Stated exercise:
Make an exact copy of the data below, leaving out every picture.

## begin Input material

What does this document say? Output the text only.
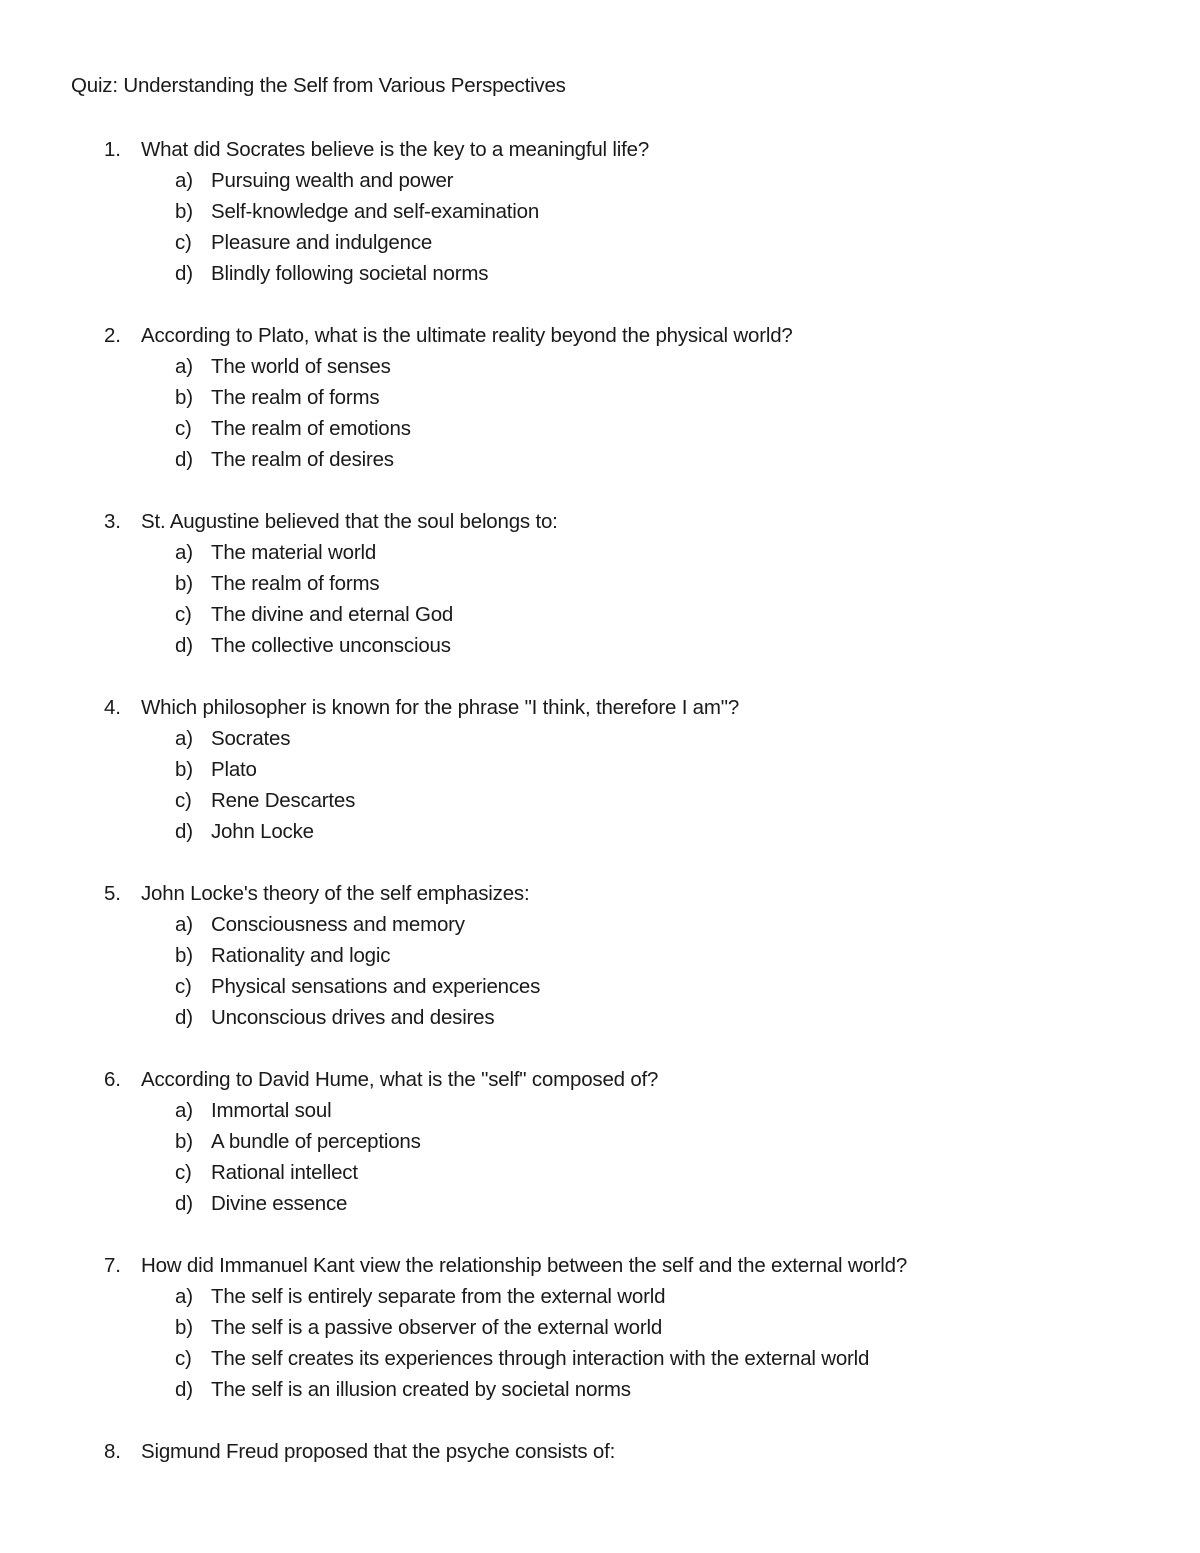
Quiz: Understanding the Self from Various Perspectives
1. What did Socrates believe is the key to a meaningful life?
a) Pursuing wealth and power
b) Self-knowledge and self-examination
c) Pleasure and indulgence
d) Blindly following societal norms
2. According to Plato, what is the ultimate reality beyond the physical world?
a) The world of senses
b) The realm of forms
c) The realm of emotions
d) The realm of desires
3. St. Augustine believed that the soul belongs to:
a) The material world
b) The realm of forms
c) The divine and eternal God
d) The collective unconscious
4. Which philosopher is known for the phrase "I think, therefore I am"?
a) Socrates
b) Plato
c) Rene Descartes
d) John Locke
5. John Locke's theory of the self emphasizes:
a) Consciousness and memory
b) Rationality and logic
c) Physical sensations and experiences
d) Unconscious drives and desires
6. According to David Hume, what is the "self" composed of?
a) Immortal soul
b) A bundle of perceptions
c) Rational intellect
d) Divine essence
7. How did Immanuel Kant view the relationship between the self and the external world?
a) The self is entirely separate from the external world
b) The self is a passive observer of the external world
c) The self creates its experiences through interaction with the external world
d) The self is an illusion created by societal norms
8. Sigmund Freud proposed that the psyche consists of:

## end Input material

Answer to this problem:
What does this document say? Output the text only.
Quiz: Understanding the Self from Various Perspectives
1. What did Socrates believe is the key to a meaningful life?
a) Pursuing wealth and power
b) Self-knowledge and self-examination
c) Pleasure and indulgence
d) Blindly following societal norms
2. According to Plato, what is the ultimate reality beyond the physical world?
a) The world of senses
b) The realm of forms
c) The realm of emotions
d) The realm of desires
3. St. Augustine believed that the soul belongs to:
a) The material world
b) The realm of forms
c) The divine and eternal God
d) The collective unconscious
4. Which philosopher is known for the phrase "I think, therefore I am"?
a) Socrates
b) Plato
c) Rene Descartes
d) John Locke
5. John Locke's theory of the self emphasizes:
a) Consciousness and memory
b) Rationality and logic
c) Physical sensations and experiences
d) Unconscious drives and desires
6. According to David Hume, what is the "self" composed of?
a) Immortal soul
b) A bundle of perceptions
c) Rational intellect
d) Divine essence
7. How did Immanuel Kant view the relationship between the self and the external world?
a) The self is entirely separate from the external world
b) The self is a passive observer of the external world
c) The self creates its experiences through interaction with the external world
d) The self is an illusion created by societal norms
8. Sigmund Freud proposed that the psyche consists of:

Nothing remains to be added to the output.